Records from a data collection:
━━━━━━

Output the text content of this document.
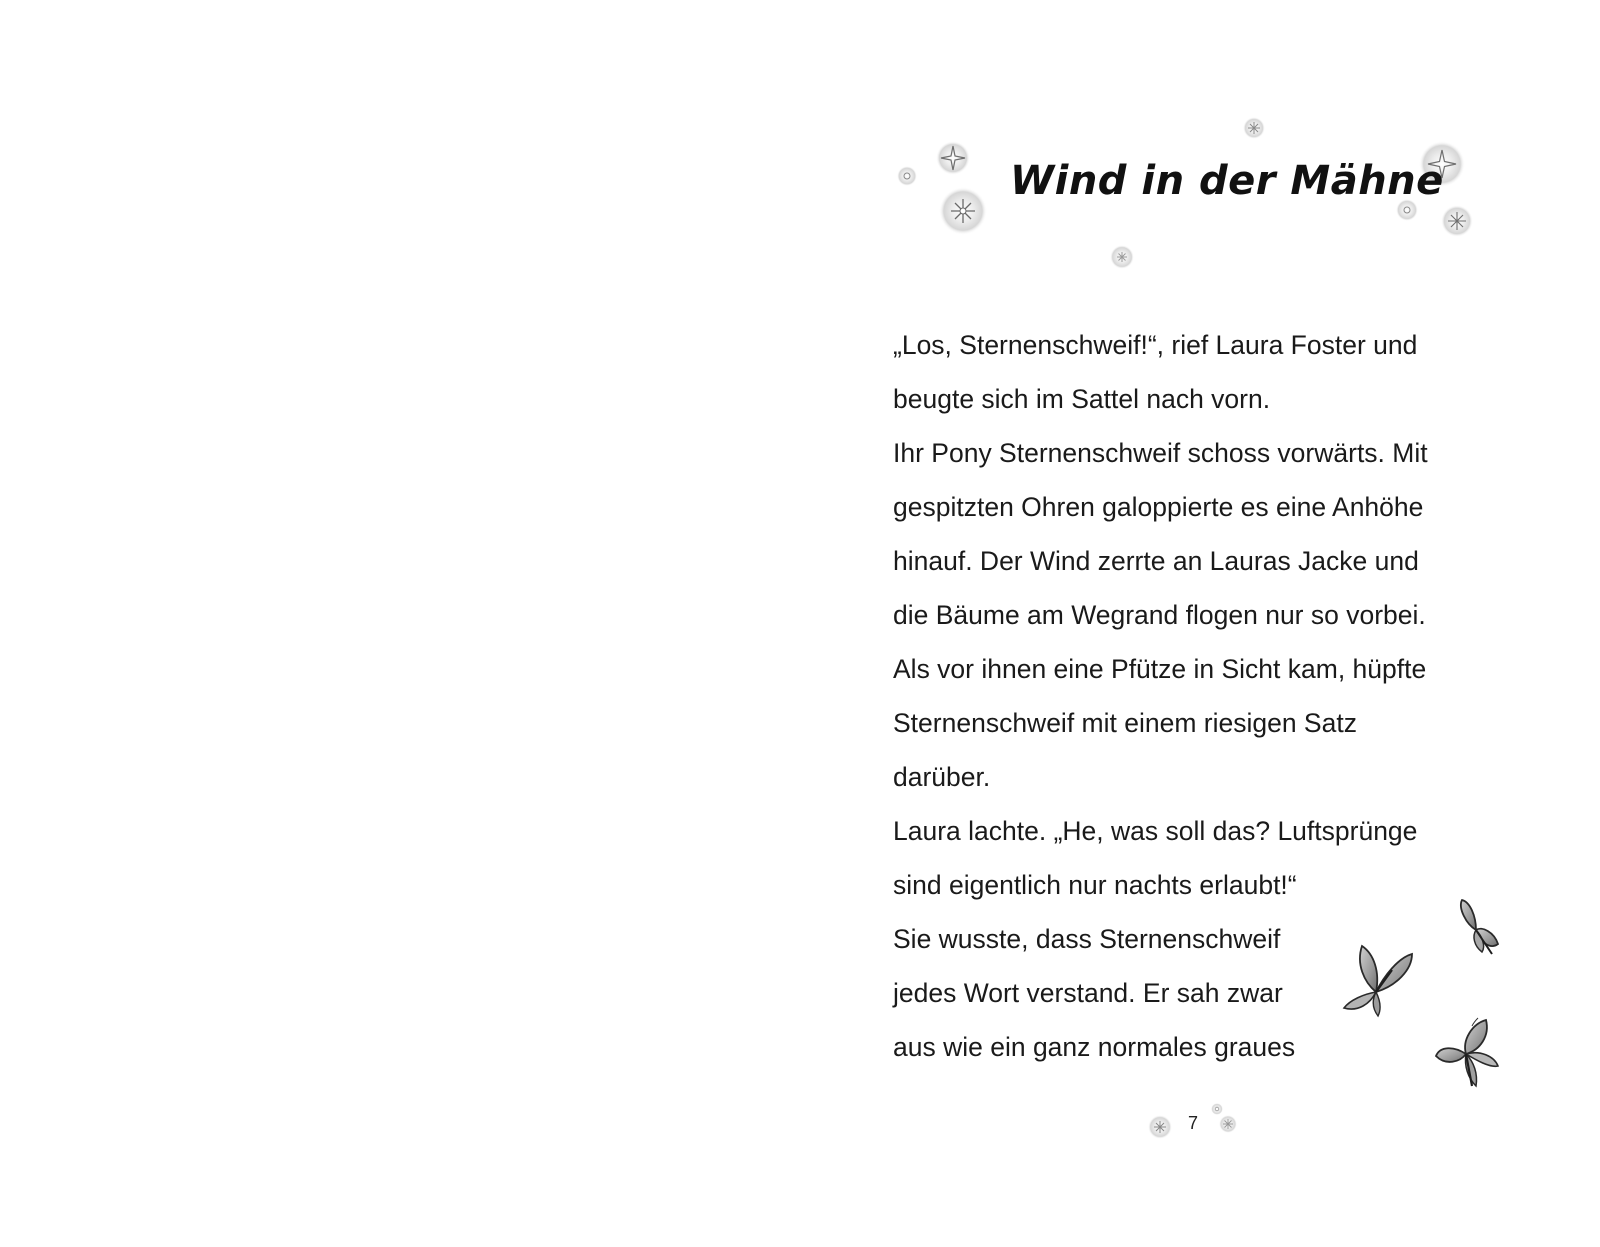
Wind in der Mähne
„Los, Sternenschweif!“, rief Laura Foster und
beugte sich im Sattel nach vorn.
Ihr Pony Sternenschweif schoss vorwärts. Mit
gespitzten Ohren galoppierte es eine Anhöhe
hinauf. Der Wind zerrte an Lauras Jacke und
die Bäume am Wegrand flogen nur so vorbei.
Als vor ihnen eine Pfütze in Sicht kam, hüpfte
Sternenschweif mit einem riesigen Satz
darüber.
Laura lachte. „He, was soll das? Luftsprünge
sind eigentlich nur nachts erlaubt!“
Sie wusste, dass Sternenschweif
jedes Wort verstand. Er sah zwar
aus wie ein ganz normales graues
7
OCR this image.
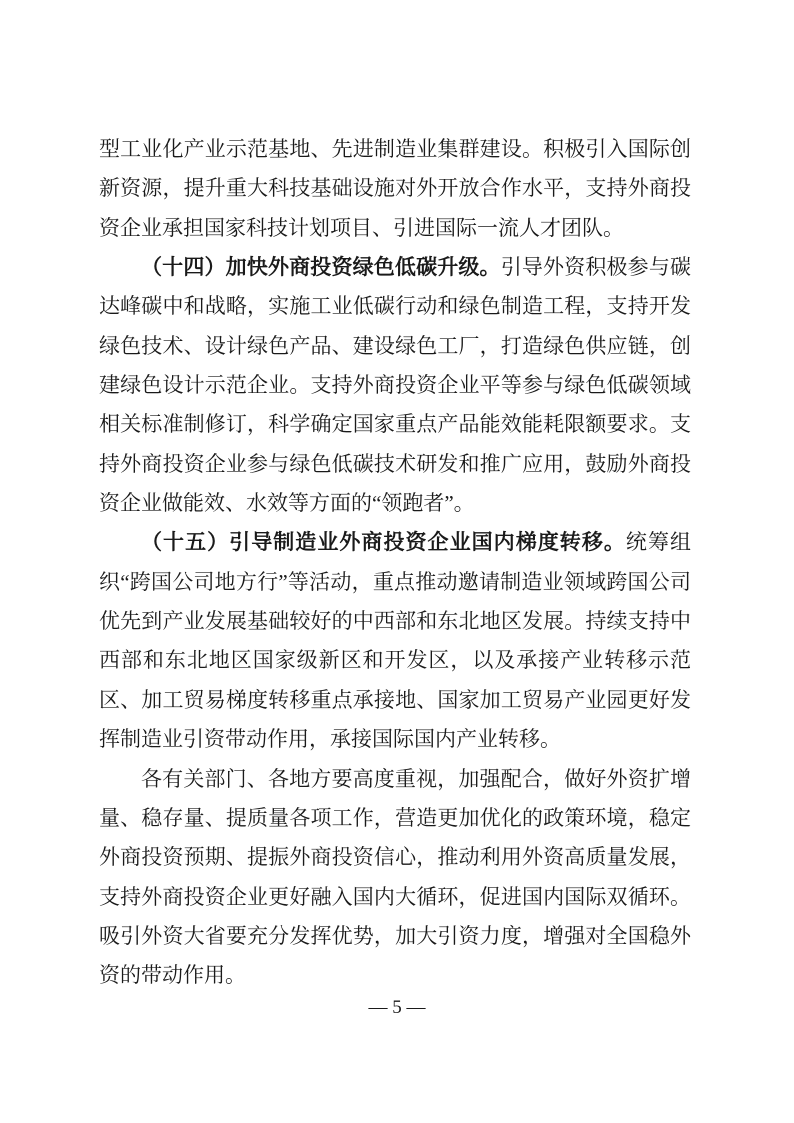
型工业化产业示范基地、先进制造业集群建设。积极引入国际创新资源，提升重大科技基础设施对外开放合作水平，支持外商投资企业承担国家科技计划项目、引进国际一流人才团队。

（十四）加快外商投资绿色低碳升级。引导外资积极参与碳达峰碳中和战略，实施工业低碳行动和绿色制造工程，支持开发绿色技术、设计绿色产品、建设绿色工厂，打造绿色供应链，创建绿色设计示范企业。支持外商投资企业平等参与绿色低碳领域相关标准制修订，科学确定国家重点产品能效能耗限额要求。支持外商投资企业参与绿色低碳技术研发和推广应用，鼓励外商投资企业做能效、水效等方面的“领跑者”。

（十五）引导制造业外商投资企业国内梯度转移。统筹组织“跨国公司地方行”等活动，重点推动邀请制造业领域跨国公司优先到产业发展基础较好的中西部和东北地区发展。持续支持中西部和东北地区国家级新区和开发区，以及承接产业转移示范区、加工贸易梯度转移重点承接地、国家加工贸易产业园更好发挥制造业引资带动作用，承接国际国内产业转移。

各有关部门、各地方要高度重视，加强配合，做好外资扩增量、稳存量、提质量各项工作，营造更加优化的政策环境，稳定外商投资预期、提振外商投资信心，推动利用外资高质量发展，支持外商投资企业更好融入国内大循环，促进国内国际双循环。吸引外资大省要充分发挥优势，加大引资力度，增强对全国稳外资的带动作用。

— 5 —
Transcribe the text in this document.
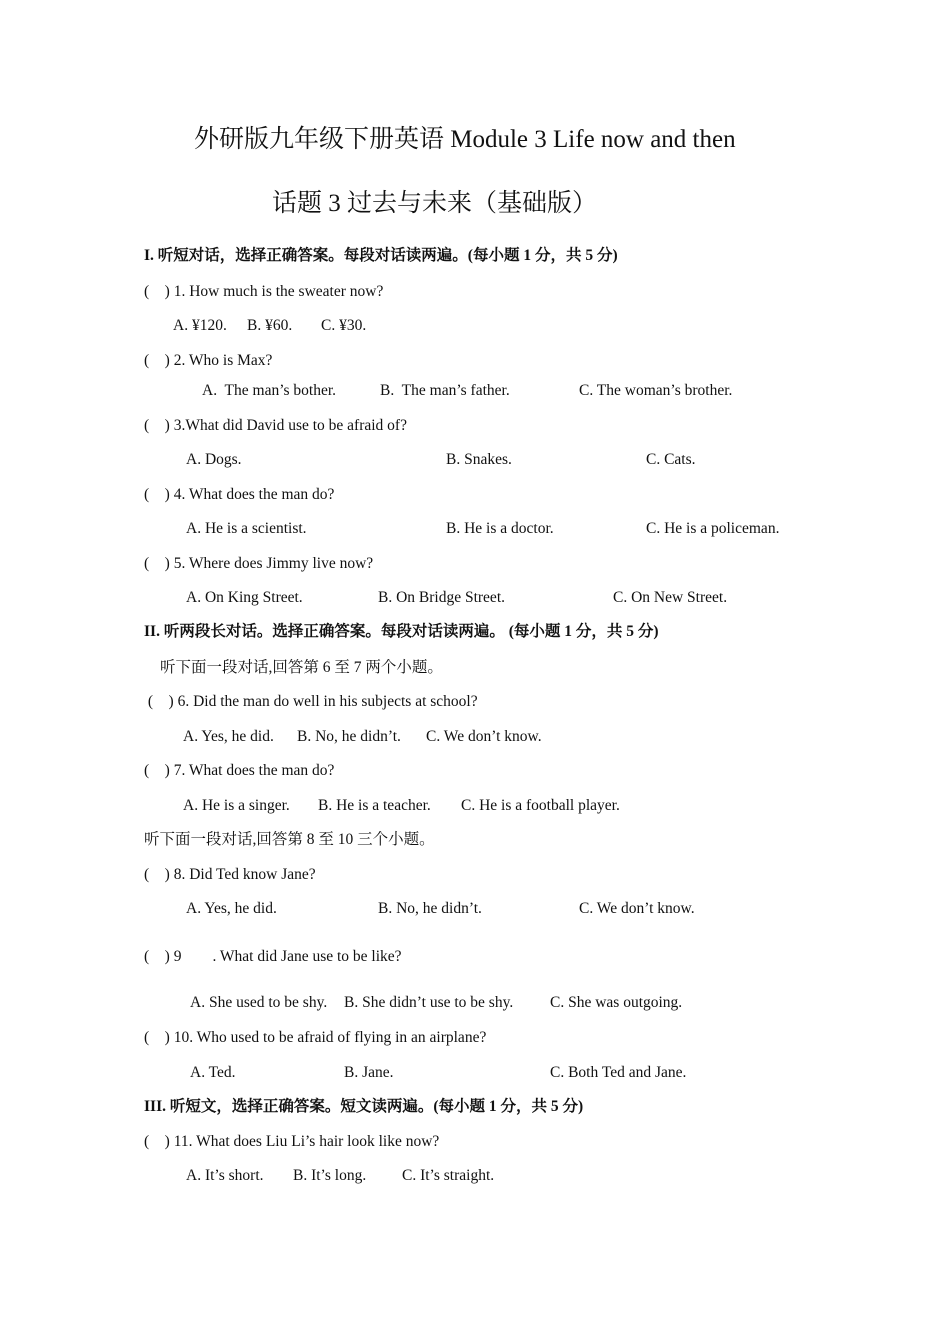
外研版九年级下册英语 Module 3 Life now and then
话题 3 过去与未来（基础版）
I. 听短对话，选择正确答案。每段对话读两遍。(每小题 1 分，共 5 分)
(    ) 1. How much is the sweater now?
A. ¥120. B. ¥60. C. ¥30.
(    ) 2. Who is Max?
A.  The man’s bother.	B.  The man’s father.	C. The woman’s brother.
(    ) 3.What did David use to be afraid of?
A. Dogs.	B. Snakes.	C. Cats.
(    ) 4. What does the man do?
A. He is a scientist.	B. He is a doctor.	C. He is a policeman.
(    ) 5. Where does Jimmy live now?
A. On King Street.	B. On Bridge Street.	C. On New Street.
II. 听两段长对话。选择正确答案。每段对话读两遍。 (每小题 1 分，共 5 分)
听下面一段对话,回答第 6 至 7 两个小题。
(    ) 6. Did the man do well in his subjects at school?
A. Yes, he did. B. No, he didn’t. C. We don’t know.
(    ) 7. What does the man do?
A. He is a singer. B. He is a teacher. C. He is a football player.
听下面一段对话,回答第 8 至 10 三个小题。
(    ) 8. Did Ted know Jane?
A. Yes, he did.	B. No, he didn’t.	C. We don’t know.
(    ) 9        . What did Jane use to be like?
A. She used to be shy. B. She didn’t use to be shy. C. She was outgoing.
(    ) 10. Who used to be afraid of flying in an airplane?
A. Ted.	B. Jane.	C. Both Ted and Jane.
III. 听短文，选择正确答案。短文读两遍。(每小题 1 分，共 5 分)
(    ) 11. What does Liu Li’s hair look like now?
A. It’s short. B. It’s long. C. It’s straight.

━━━━━━

Exercise goal:
Search the entries for the word "Wind", then list each line that holds it.

The solution:
Wind in der Mähne
hinauf. Der Wind zerrte an Lauras Jacke und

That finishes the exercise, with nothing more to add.